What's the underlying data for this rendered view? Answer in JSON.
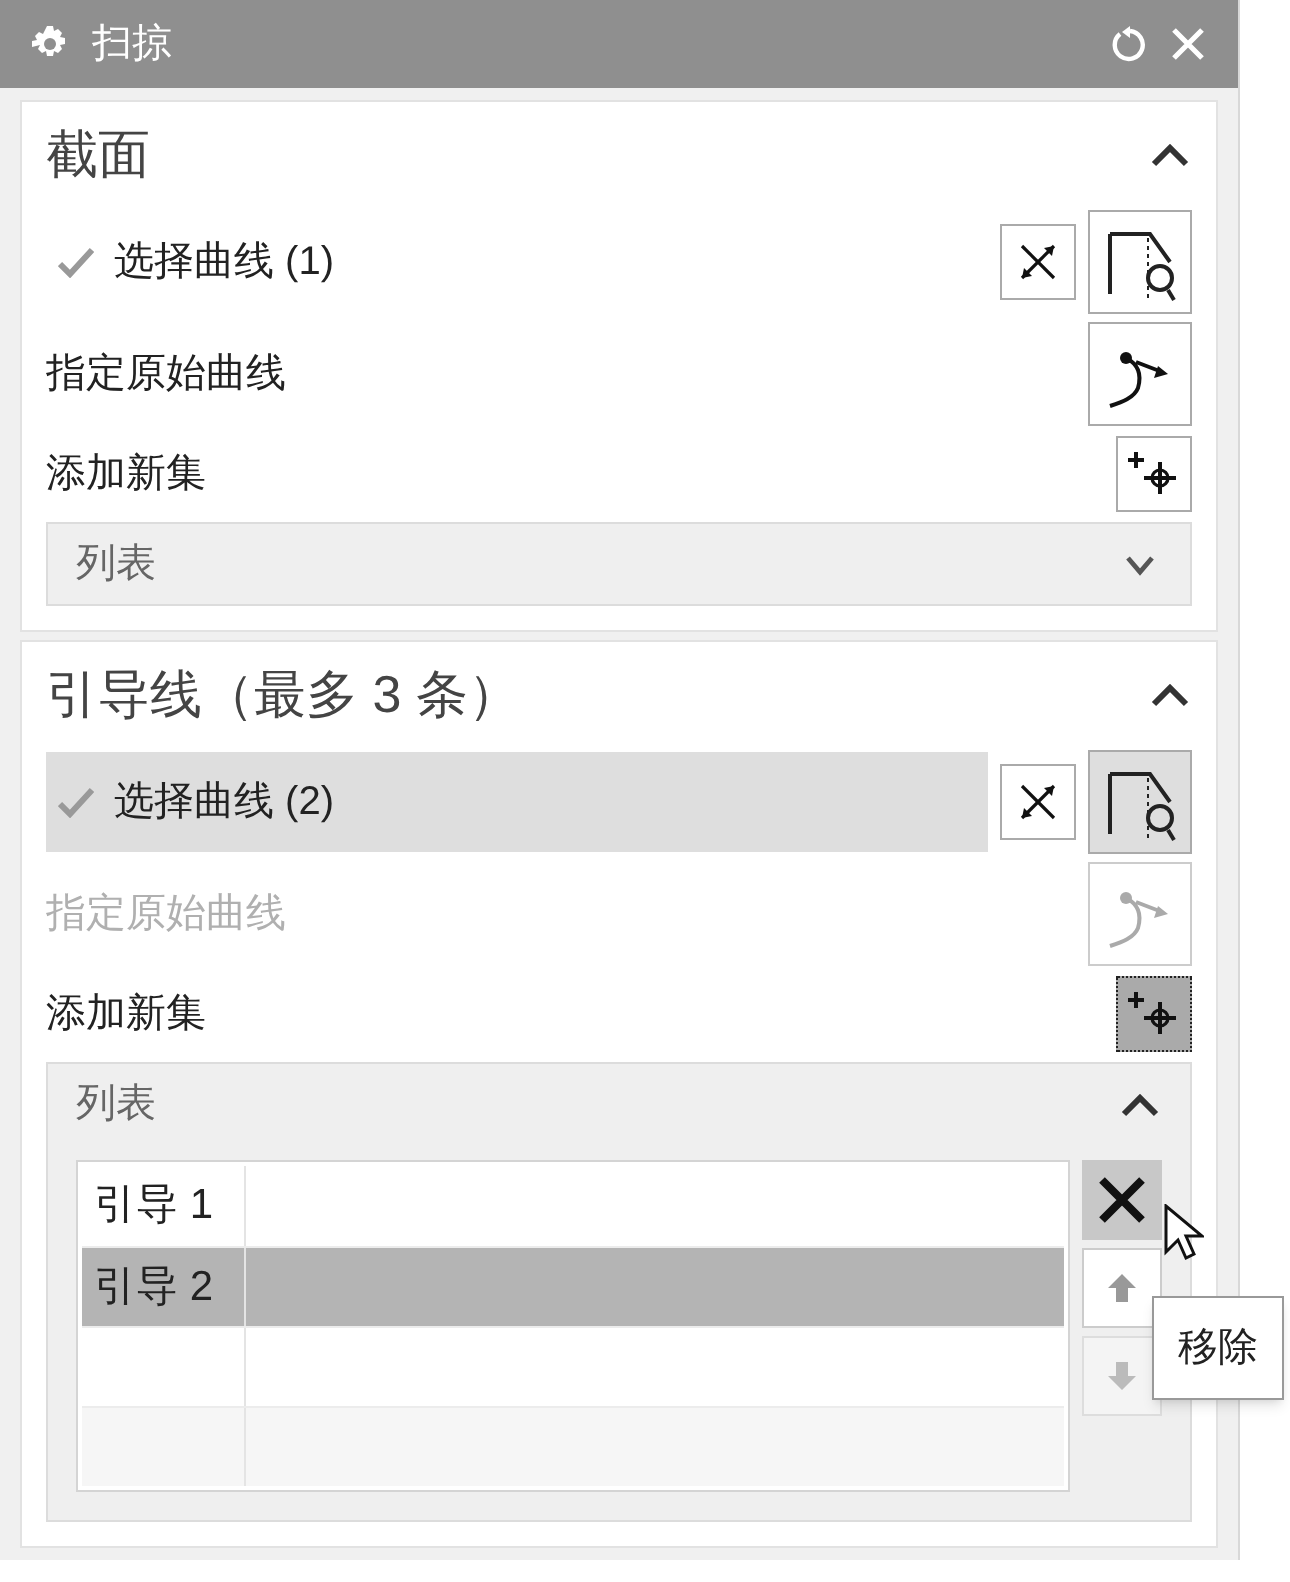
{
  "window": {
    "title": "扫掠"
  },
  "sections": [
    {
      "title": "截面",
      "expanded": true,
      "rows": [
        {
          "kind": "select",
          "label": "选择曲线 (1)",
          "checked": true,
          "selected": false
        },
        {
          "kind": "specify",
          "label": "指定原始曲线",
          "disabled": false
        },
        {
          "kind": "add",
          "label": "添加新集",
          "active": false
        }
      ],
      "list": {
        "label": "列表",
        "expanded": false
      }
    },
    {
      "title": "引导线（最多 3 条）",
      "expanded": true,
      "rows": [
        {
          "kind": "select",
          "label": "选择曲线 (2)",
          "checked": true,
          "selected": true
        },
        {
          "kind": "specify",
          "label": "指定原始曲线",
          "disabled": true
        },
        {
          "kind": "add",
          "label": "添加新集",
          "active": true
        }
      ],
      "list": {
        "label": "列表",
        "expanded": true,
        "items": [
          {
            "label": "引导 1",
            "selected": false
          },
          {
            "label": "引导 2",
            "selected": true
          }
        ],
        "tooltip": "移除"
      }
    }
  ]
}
########################################
* **WORK TO BE COMPLETED**: Every record above should be transcribed exactly; the pictures stay out of the copy.

* **SOLVED EXERCISE**:
What's the underlying data for this rendered view? Answer in JSON.
{
  "window": {
    "title": "扫掠"
  },
  "sections": [
    {
      "title": "截面",
      "expanded": true,
      "rows": [
        {
          "kind": "select",
          "label": "选择曲线 (1)",
          "checked": true,
          "selected": false
        },
        {
          "kind": "specify",
          "label": "指定原始曲线",
          "disabled": false
        },
        {
          "kind": "add",
          "label": "添加新集",
          "active": false
        }
      ],
      "list": {
        "label": "列表",
        "expanded": false
      }
    },
    {
      "title": "引导线（最多 3 条）",
      "expanded": true,
      "rows": [
        {
          "kind": "select",
          "label": "选择曲线 (2)",
          "checked": true,
          "selected": true
        },
        {
          "kind": "specify",
          "label": "指定原始曲线",
          "disabled": true
        },
        {
          "kind": "add",
          "label": "添加新集",
          "active": true
        }
      ],
      "list": {
        "label": "列表",
        "expanded": true,
        "items": [
          {
            "label": "引导 1",
            "selected": false
          },
          {
            "label": "引导 2",
            "selected": true
          }
        ],
        "tooltip": "移除"
      }
    }
  ]
}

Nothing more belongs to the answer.